> [Given problem]:
Extract the listing below in full, unchanged.

> [Excerpt from a dataset]:
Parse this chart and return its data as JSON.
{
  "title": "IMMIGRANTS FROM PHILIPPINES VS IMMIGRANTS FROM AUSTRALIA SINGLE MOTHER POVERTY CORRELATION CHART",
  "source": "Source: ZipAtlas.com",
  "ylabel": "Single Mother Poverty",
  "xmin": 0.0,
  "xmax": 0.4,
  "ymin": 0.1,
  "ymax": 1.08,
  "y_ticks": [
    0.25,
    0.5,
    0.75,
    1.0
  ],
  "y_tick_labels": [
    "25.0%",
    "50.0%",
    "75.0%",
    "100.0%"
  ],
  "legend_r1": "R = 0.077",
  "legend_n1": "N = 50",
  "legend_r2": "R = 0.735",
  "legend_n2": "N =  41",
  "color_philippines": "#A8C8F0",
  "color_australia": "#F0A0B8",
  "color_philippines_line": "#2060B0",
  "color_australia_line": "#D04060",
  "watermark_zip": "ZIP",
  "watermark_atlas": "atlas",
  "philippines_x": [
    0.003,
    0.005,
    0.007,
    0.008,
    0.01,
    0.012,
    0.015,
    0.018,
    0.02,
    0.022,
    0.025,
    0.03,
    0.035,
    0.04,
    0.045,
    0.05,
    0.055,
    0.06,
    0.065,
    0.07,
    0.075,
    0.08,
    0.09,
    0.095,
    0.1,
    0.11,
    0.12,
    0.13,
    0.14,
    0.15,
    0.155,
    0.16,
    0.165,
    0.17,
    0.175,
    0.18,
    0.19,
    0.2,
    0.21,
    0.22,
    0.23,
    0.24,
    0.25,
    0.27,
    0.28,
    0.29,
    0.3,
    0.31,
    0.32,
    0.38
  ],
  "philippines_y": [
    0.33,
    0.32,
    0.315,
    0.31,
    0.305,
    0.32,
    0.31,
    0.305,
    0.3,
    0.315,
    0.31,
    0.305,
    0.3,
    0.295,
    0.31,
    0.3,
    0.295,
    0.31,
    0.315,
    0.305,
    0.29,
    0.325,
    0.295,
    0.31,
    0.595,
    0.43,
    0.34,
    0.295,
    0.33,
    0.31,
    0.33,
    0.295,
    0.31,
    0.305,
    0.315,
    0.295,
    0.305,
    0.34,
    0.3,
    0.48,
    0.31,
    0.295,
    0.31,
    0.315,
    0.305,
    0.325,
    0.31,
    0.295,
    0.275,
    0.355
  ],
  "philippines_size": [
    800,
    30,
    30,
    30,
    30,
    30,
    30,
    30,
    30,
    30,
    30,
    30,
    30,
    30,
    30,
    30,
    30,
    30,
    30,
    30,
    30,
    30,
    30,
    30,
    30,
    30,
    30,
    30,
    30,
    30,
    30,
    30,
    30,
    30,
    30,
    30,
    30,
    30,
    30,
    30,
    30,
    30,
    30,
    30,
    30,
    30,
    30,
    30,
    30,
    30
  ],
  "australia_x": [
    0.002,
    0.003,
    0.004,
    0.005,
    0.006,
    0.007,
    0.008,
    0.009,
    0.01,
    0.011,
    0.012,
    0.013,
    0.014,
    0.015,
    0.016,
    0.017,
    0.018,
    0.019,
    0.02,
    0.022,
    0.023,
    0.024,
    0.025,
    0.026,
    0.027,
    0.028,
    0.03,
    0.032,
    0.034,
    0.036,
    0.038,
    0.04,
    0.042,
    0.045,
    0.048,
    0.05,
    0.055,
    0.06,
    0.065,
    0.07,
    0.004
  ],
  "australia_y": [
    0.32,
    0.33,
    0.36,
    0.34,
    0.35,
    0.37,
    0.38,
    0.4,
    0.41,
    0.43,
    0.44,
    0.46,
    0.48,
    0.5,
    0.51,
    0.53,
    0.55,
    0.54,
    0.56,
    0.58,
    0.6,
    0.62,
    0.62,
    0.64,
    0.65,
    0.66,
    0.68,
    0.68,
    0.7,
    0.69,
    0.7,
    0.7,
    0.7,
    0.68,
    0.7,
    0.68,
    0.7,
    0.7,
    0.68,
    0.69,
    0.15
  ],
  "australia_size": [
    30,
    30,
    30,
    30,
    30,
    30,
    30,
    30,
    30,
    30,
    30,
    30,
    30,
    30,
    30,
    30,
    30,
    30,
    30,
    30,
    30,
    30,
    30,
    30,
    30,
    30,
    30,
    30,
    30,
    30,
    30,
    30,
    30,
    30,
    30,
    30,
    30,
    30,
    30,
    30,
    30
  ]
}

> [Reply to the exercise]:
Parse this chart and return its data as JSON.
{
  "title": "IMMIGRANTS FROM PHILIPPINES VS IMMIGRANTS FROM AUSTRALIA SINGLE MOTHER POVERTY CORRELATION CHART",
  "source": "Source: ZipAtlas.com",
  "ylabel": "Single Mother Poverty",
  "xmin": 0.0,
  "xmax": 0.4,
  "ymin": 0.1,
  "ymax": 1.08,
  "y_ticks": [
    0.25,
    0.5,
    0.75,
    1.0
  ],
  "y_tick_labels": [
    "25.0%",
    "50.0%",
    "75.0%",
    "100.0%"
  ],
  "legend_r1": "R = 0.077",
  "legend_n1": "N = 50",
  "legend_r2": "R = 0.735",
  "legend_n2": "N =  41",
  "color_philippines": "#A8C8F0",
  "color_australia": "#F0A0B8",
  "color_philippines_line": "#2060B0",
  "color_australia_line": "#D04060",
  "watermark_zip": "ZIP",
  "watermark_atlas": "atlas",
  "philippines_x": [
    0.003,
    0.005,
    0.007,
    0.008,
    0.01,
    0.012,
    0.015,
    0.018,
    0.02,
    0.022,
    0.025,
    0.03,
    0.035,
    0.04,
    0.045,
    0.05,
    0.055,
    0.06,
    0.065,
    0.07,
    0.075,
    0.08,
    0.09,
    0.095,
    0.1,
    0.11,
    0.12,
    0.13,
    0.14,
    0.15,
    0.155,
    0.16,
    0.165,
    0.17,
    0.175,
    0.18,
    0.19,
    0.2,
    0.21,
    0.22,
    0.23,
    0.24,
    0.25,
    0.27,
    0.28,
    0.29,
    0.3,
    0.31,
    0.32,
    0.38
  ],
  "philippines_y": [
    0.33,
    0.32,
    0.315,
    0.31,
    0.305,
    0.32,
    0.31,
    0.305,
    0.3,
    0.315,
    0.31,
    0.305,
    0.3,
    0.295,
    0.31,
    0.3,
    0.295,
    0.31,
    0.315,
    0.305,
    0.29,
    0.325,
    0.295,
    0.31,
    0.595,
    0.43,
    0.34,
    0.295,
    0.33,
    0.31,
    0.33,
    0.295,
    0.31,
    0.305,
    0.315,
    0.295,
    0.305,
    0.34,
    0.3,
    0.48,
    0.31,
    0.295,
    0.31,
    0.315,
    0.305,
    0.325,
    0.31,
    0.295,
    0.275,
    0.355
  ],
  "philippines_size": [
    800,
    30,
    30,
    30,
    30,
    30,
    30,
    30,
    30,
    30,
    30,
    30,
    30,
    30,
    30,
    30,
    30,
    30,
    30,
    30,
    30,
    30,
    30,
    30,
    30,
    30,
    30,
    30,
    30,
    30,
    30,
    30,
    30,
    30,
    30,
    30,
    30,
    30,
    30,
    30,
    30,
    30,
    30,
    30,
    30,
    30,
    30,
    30,
    30,
    30
  ],
  "australia_x": [
    0.002,
    0.003,
    0.004,
    0.005,
    0.006,
    0.007,
    0.008,
    0.009,
    0.01,
    0.011,
    0.012,
    0.013,
    0.014,
    0.015,
    0.016,
    0.017,
    0.018,
    0.019,
    0.02,
    0.022,
    0.023,
    0.024,
    0.025,
    0.026,
    0.027,
    0.028,
    0.03,
    0.032,
    0.034,
    0.036,
    0.038,
    0.04,
    0.042,
    0.045,
    0.048,
    0.05,
    0.055,
    0.06,
    0.065,
    0.07,
    0.004
  ],
  "australia_y": [
    0.32,
    0.33,
    0.36,
    0.34,
    0.35,
    0.37,
    0.38,
    0.4,
    0.41,
    0.43,
    0.44,
    0.46,
    0.48,
    0.5,
    0.51,
    0.53,
    0.55,
    0.54,
    0.56,
    0.58,
    0.6,
    0.62,
    0.62,
    0.64,
    0.65,
    0.66,
    0.68,
    0.68,
    0.7,
    0.69,
    0.7,
    0.7,
    0.7,
    0.68,
    0.7,
    0.68,
    0.7,
    0.7,
    0.68,
    0.69,
    0.15
  ],
  "australia_size": [
    30,
    30,
    30,
    30,
    30,
    30,
    30,
    30,
    30,
    30,
    30,
    30,
    30,
    30,
    30,
    30,
    30,
    30,
    30,
    30,
    30,
    30,
    30,
    30,
    30,
    30,
    30,
    30,
    30,
    30,
    30,
    30,
    30,
    30,
    30,
    30,
    30,
    30,
    30,
    30,
    30
  ]
}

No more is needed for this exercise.